▶ _Problem_:
Retype the whole listing below, character for character.

▶ _Provided data_:
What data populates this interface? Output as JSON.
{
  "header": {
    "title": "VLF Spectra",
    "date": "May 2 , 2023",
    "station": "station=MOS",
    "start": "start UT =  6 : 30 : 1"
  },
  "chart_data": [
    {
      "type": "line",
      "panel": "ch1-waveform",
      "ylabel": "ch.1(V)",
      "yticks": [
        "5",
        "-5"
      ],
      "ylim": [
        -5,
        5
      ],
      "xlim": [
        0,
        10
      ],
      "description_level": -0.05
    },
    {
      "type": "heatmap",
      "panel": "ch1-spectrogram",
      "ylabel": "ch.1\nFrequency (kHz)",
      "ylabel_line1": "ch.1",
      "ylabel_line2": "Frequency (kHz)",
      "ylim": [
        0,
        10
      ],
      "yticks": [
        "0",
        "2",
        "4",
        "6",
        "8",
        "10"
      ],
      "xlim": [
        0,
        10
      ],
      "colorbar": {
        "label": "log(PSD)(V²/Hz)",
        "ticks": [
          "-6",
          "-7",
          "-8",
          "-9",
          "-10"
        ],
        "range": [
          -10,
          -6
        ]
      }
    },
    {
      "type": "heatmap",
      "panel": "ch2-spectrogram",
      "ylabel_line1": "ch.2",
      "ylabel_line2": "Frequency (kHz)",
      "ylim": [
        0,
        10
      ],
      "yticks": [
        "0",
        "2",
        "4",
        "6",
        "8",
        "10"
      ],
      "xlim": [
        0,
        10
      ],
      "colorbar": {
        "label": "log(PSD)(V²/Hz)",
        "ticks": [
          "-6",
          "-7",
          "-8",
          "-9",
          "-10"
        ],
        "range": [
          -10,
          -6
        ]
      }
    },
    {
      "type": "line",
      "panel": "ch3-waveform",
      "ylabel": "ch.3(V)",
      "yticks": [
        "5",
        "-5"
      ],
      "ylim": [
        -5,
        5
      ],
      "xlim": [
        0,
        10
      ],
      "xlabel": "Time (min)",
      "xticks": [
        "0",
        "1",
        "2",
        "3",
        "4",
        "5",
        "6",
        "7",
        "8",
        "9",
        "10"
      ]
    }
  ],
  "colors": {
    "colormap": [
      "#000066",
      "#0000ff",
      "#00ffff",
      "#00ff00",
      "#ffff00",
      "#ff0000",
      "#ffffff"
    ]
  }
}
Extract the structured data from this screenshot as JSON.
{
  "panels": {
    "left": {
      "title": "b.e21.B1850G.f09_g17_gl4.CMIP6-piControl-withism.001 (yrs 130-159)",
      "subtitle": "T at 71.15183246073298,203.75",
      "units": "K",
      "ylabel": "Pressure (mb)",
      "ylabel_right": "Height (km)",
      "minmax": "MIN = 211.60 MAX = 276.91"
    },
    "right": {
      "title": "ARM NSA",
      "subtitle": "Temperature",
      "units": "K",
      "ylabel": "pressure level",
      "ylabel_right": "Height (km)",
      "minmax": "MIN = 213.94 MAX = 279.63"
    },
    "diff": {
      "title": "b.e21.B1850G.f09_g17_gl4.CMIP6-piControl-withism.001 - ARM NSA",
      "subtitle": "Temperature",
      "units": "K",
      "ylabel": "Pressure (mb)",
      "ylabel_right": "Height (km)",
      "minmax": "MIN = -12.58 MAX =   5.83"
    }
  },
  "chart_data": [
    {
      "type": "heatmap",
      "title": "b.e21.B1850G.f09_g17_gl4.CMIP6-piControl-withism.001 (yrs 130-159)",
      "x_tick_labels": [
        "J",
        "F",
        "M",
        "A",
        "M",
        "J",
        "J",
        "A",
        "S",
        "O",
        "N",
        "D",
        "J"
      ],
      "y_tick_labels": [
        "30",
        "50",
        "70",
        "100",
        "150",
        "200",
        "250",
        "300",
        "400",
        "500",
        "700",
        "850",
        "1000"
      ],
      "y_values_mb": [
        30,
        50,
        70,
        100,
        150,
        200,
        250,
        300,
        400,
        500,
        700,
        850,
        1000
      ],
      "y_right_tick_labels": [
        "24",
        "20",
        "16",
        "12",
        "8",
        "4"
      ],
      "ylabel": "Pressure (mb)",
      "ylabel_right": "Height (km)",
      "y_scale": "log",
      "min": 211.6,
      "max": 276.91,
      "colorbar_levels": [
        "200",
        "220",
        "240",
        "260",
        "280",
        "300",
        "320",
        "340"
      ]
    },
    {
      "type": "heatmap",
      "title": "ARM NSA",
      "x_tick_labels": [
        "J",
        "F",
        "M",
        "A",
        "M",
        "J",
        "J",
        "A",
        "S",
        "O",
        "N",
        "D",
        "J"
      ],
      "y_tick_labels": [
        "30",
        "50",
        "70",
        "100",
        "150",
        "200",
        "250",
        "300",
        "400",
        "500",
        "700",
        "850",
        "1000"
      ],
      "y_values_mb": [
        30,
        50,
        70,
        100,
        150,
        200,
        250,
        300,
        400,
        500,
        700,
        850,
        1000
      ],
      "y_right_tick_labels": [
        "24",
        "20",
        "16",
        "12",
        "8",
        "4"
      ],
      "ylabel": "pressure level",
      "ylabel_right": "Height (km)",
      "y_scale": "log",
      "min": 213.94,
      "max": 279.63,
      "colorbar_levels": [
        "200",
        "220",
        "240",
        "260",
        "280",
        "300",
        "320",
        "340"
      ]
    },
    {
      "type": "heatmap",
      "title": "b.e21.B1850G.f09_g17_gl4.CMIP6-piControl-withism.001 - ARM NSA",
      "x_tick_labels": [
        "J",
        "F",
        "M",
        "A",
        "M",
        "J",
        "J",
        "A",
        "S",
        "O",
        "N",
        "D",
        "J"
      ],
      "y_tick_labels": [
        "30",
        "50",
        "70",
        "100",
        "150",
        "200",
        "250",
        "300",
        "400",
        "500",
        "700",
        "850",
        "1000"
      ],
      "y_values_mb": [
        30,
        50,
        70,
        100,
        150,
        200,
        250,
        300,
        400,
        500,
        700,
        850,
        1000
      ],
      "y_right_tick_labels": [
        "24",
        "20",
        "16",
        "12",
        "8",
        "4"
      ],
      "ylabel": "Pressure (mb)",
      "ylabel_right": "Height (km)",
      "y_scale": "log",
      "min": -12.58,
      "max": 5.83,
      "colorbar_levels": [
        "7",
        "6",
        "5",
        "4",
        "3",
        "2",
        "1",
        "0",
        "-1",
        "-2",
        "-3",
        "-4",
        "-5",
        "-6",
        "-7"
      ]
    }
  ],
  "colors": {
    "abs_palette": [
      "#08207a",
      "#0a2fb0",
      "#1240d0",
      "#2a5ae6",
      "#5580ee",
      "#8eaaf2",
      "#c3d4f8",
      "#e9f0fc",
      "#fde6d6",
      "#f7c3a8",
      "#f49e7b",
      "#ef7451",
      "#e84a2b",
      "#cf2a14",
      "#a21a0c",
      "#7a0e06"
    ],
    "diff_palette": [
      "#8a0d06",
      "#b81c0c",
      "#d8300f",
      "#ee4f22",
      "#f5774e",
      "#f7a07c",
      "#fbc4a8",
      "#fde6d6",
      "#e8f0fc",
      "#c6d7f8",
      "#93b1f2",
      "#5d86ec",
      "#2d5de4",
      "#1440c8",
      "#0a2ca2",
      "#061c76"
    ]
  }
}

▶ _Correct response_:
What data populates this interface? Output as JSON.
{
  "header": {
    "title": "VLF Spectra",
    "date": "May 2 , 2023",
    "station": "station=MOS",
    "start": "start UT =  6 : 30 : 1"
  },
  "chart_data": [
    {
      "type": "line",
      "panel": "ch1-waveform",
      "ylabel": "ch.1(V)",
      "yticks": [
        "5",
        "-5"
      ],
      "ylim": [
        -5,
        5
      ],
      "xlim": [
        0,
        10
      ],
      "description_level": -0.05
    },
    {
      "type": "heatmap",
      "panel": "ch1-spectrogram",
      "ylabel": "ch.1\nFrequency (kHz)",
      "ylabel_line1": "ch.1",
      "ylabel_line2": "Frequency (kHz)",
      "ylim": [
        0,
        10
      ],
      "yticks": [
        "0",
        "2",
        "4",
        "6",
        "8",
        "10"
      ],
      "xlim": [
        0,
        10
      ],
      "colorbar": {
        "label": "log(PSD)(V²/Hz)",
        "ticks": [
          "-6",
          "-7",
          "-8",
          "-9",
          "-10"
        ],
        "range": [
          -10,
          -6
        ]
      }
    },
    {
      "type": "heatmap",
      "panel": "ch2-spectrogram",
      "ylabel_line1": "ch.2",
      "ylabel_line2": "Frequency (kHz)",
      "ylim": [
        0,
        10
      ],
      "yticks": [
        "0",
        "2",
        "4",
        "6",
        "8",
        "10"
      ],
      "xlim": [
        0,
        10
      ],
      "colorbar": {
        "label": "log(PSD)(V²/Hz)",
        "ticks": [
          "-6",
          "-7",
          "-8",
          "-9",
          "-10"
        ],
        "range": [
          -10,
          -6
        ]
      }
    },
    {
      "type": "line",
      "panel": "ch3-waveform",
      "ylabel": "ch.3(V)",
      "yticks": [
        "5",
        "-5"
      ],
      "ylim": [
        -5,
        5
      ],
      "xlim": [
        0,
        10
      ],
      "xlabel": "Time (min)",
      "xticks": [
        "0",
        "1",
        "2",
        "3",
        "4",
        "5",
        "6",
        "7",
        "8",
        "9",
        "10"
      ]
    }
  ],
  "colors": {
    "colormap": [
      "#000066",
      "#0000ff",
      "#00ffff",
      "#00ff00",
      "#ffff00",
      "#ff0000",
      "#ffffff"
    ]
  }
}
Extract the structured data from this screenshot as JSON.
{
  "panels": {
    "left": {
      "title": "b.e21.B1850G.f09_g17_gl4.CMIP6-piControl-withism.001 (yrs 130-159)",
      "subtitle": "T at 71.15183246073298,203.75",
      "units": "K",
      "ylabel": "Pressure (mb)",
      "ylabel_right": "Height (km)",
      "minmax": "MIN = 211.60 MAX = 276.91"
    },
    "right": {
      "title": "ARM NSA",
      "subtitle": "Temperature",
      "units": "K",
      "ylabel": "pressure level",
      "ylabel_right": "Height (km)",
      "minmax": "MIN = 213.94 MAX = 279.63"
    },
    "diff": {
      "title": "b.e21.B1850G.f09_g17_gl4.CMIP6-piControl-withism.001 - ARM NSA",
      "subtitle": "Temperature",
      "units": "K",
      "ylabel": "Pressure (mb)",
      "ylabel_right": "Height (km)",
      "minmax": "MIN = -12.58 MAX =   5.83"
    }
  },
  "chart_data": [
    {
      "type": "heatmap",
      "title": "b.e21.B1850G.f09_g17_gl4.CMIP6-piControl-withism.001 (yrs 130-159)",
      "x_tick_labels": [
        "J",
        "F",
        "M",
        "A",
        "M",
        "J",
        "J",
        "A",
        "S",
        "O",
        "N",
        "D",
        "J"
      ],
      "y_tick_labels": [
        "30",
        "50",
        "70",
        "100",
        "150",
        "200",
        "250",
        "300",
        "400",
        "500",
        "700",
        "850",
        "1000"
      ],
      "y_values_mb": [
        30,
        50,
        70,
        100,
        150,
        200,
        250,
        300,
        400,
        500,
        700,
        850,
        1000
      ],
      "y_right_tick_labels": [
        "24",
        "20",
        "16",
        "12",
        "8",
        "4"
      ],
      "ylabel": "Pressure (mb)",
      "ylabel_right": "Height (km)",
      "y_scale": "log",
      "min": 211.6,
      "max": 276.91,
      "colorbar_levels": [
        "200",
        "220",
        "240",
        "260",
        "280",
        "300",
        "320",
        "340"
      ]
    },
    {
      "type": "heatmap",
      "title": "ARM NSA",
      "x_tick_labels": [
        "J",
        "F",
        "M",
        "A",
        "M",
        "J",
        "J",
        "A",
        "S",
        "O",
        "N",
        "D",
        "J"
      ],
      "y_tick_labels": [
        "30",
        "50",
        "70",
        "100",
        "150",
        "200",
        "250",
        "300",
        "400",
        "500",
        "700",
        "850",
        "1000"
      ],
      "y_values_mb": [
        30,
        50,
        70,
        100,
        150,
        200,
        250,
        300,
        400,
        500,
        700,
        850,
        1000
      ],
      "y_right_tick_labels": [
        "24",
        "20",
        "16",
        "12",
        "8",
        "4"
      ],
      "ylabel": "pressure level",
      "ylabel_right": "Height (km)",
      "y_scale": "log",
      "min": 213.94,
      "max": 279.63,
      "colorbar_levels": [
        "200",
        "220",
        "240",
        "260",
        "280",
        "300",
        "320",
        "340"
      ]
    },
    {
      "type": "heatmap",
      "title": "b.e21.B1850G.f09_g17_gl4.CMIP6-piControl-withism.001 - ARM NSA",
      "x_tick_labels": [
        "J",
        "F",
        "M",
        "A",
        "M",
        "J",
        "J",
        "A",
        "S",
        "O",
        "N",
        "D",
        "J"
      ],
      "y_tick_labels": [
        "30",
        "50",
        "70",
        "100",
        "150",
        "200",
        "250",
        "300",
        "400",
        "500",
        "700",
        "850",
        "1000"
      ],
      "y_values_mb": [
        30,
        50,
        70,
        100,
        150,
        200,
        250,
        300,
        400,
        500,
        700,
        850,
        1000
      ],
      "y_right_tick_labels": [
        "24",
        "20",
        "16",
        "12",
        "8",
        "4"
      ],
      "ylabel": "Pressure (mb)",
      "ylabel_right": "Height (km)",
      "y_scale": "log",
      "min": -12.58,
      "max": 5.83,
      "colorbar_levels": [
        "7",
        "6",
        "5",
        "4",
        "3",
        "2",
        "1",
        "0",
        "-1",
        "-2",
        "-3",
        "-4",
        "-5",
        "-6",
        "-7"
      ]
    }
  ],
  "colors": {
    "abs_palette": [
      "#08207a",
      "#0a2fb0",
      "#1240d0",
      "#2a5ae6",
      "#5580ee",
      "#8eaaf2",
      "#c3d4f8",
      "#e9f0fc",
      "#fde6d6",
      "#f7c3a8",
      "#f49e7b",
      "#ef7451",
      "#e84a2b",
      "#cf2a14",
      "#a21a0c",
      "#7a0e06"
    ],
    "diff_palette": [
      "#8a0d06",
      "#b81c0c",
      "#d8300f",
      "#ee4f22",
      "#f5774e",
      "#f7a07c",
      "#fbc4a8",
      "#fde6d6",
      "#e8f0fc",
      "#c6d7f8",
      "#93b1f2",
      "#5d86ec",
      "#2d5de4",
      "#1440c8",
      "#0a2ca2",
      "#061c76"
    ]
  }
}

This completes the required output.